'''
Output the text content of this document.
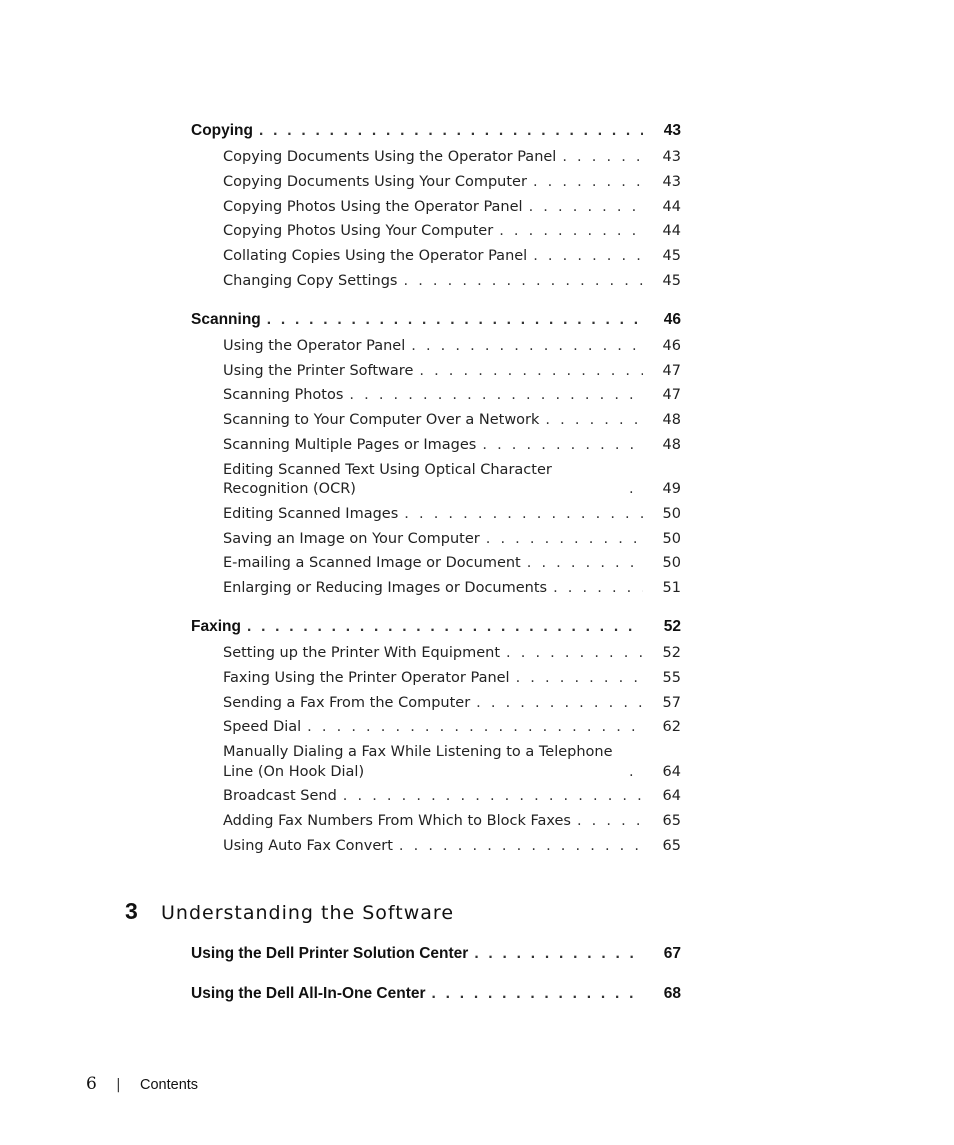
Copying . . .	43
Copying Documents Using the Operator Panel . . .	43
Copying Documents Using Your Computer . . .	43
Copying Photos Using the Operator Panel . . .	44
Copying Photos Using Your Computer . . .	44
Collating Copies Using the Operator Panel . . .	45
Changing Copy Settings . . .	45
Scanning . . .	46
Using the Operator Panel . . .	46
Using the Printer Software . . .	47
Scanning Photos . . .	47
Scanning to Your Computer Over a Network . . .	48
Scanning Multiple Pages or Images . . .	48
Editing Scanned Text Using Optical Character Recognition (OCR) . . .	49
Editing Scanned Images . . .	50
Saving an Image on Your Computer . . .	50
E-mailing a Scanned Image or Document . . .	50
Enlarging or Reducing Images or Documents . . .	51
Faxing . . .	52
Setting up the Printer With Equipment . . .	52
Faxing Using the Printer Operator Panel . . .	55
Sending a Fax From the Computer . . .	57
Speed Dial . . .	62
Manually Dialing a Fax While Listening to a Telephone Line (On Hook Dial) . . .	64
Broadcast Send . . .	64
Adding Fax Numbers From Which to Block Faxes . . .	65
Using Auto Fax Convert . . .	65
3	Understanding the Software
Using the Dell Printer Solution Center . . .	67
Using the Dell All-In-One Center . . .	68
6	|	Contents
'''
#### [The task]
Transcribe the records above exactly, omitting every picture they contain.

#### [Answer for this exercise]
Output the text content of this document.
Copying . . .	43
Copying Documents Using the Operator Panel . . .	43
Copying Documents Using Your Computer . . .	43
Copying Photos Using the Operator Panel . . .	44
Copying Photos Using Your Computer . . .	44
Collating Copies Using the Operator Panel . . .	45
Changing Copy Settings . . .	45
Scanning . . .	46
Using the Operator Panel . . .	46
Using the Printer Software . . .	47
Scanning Photos . . .	47
Scanning to Your Computer Over a Network . . .	48
Scanning Multiple Pages or Images . . .	48
Editing Scanned Text Using Optical Character Recognition (OCR) . . .	49
Editing Scanned Images . . .	50
Saving an Image on Your Computer . . .	50
E-mailing a Scanned Image or Document . . .	50
Enlarging or Reducing Images or Documents . . .	51
Faxing . . .	52
Setting up the Printer With Equipment . . .	52
Faxing Using the Printer Operator Panel . . .	55
Sending a Fax From the Computer . . .	57
Speed Dial . . .	62
Manually Dialing a Fax While Listening to a Telephone Line (On Hook Dial) . . .	64
Broadcast Send . . .	64
Adding Fax Numbers From Which to Block Faxes . . .	65
Using Auto Fax Convert . . .	65
3	Understanding the Software
Using the Dell Printer Solution Center . . .	67
Using the Dell All-In-One Center . . .	68
6	|	Contents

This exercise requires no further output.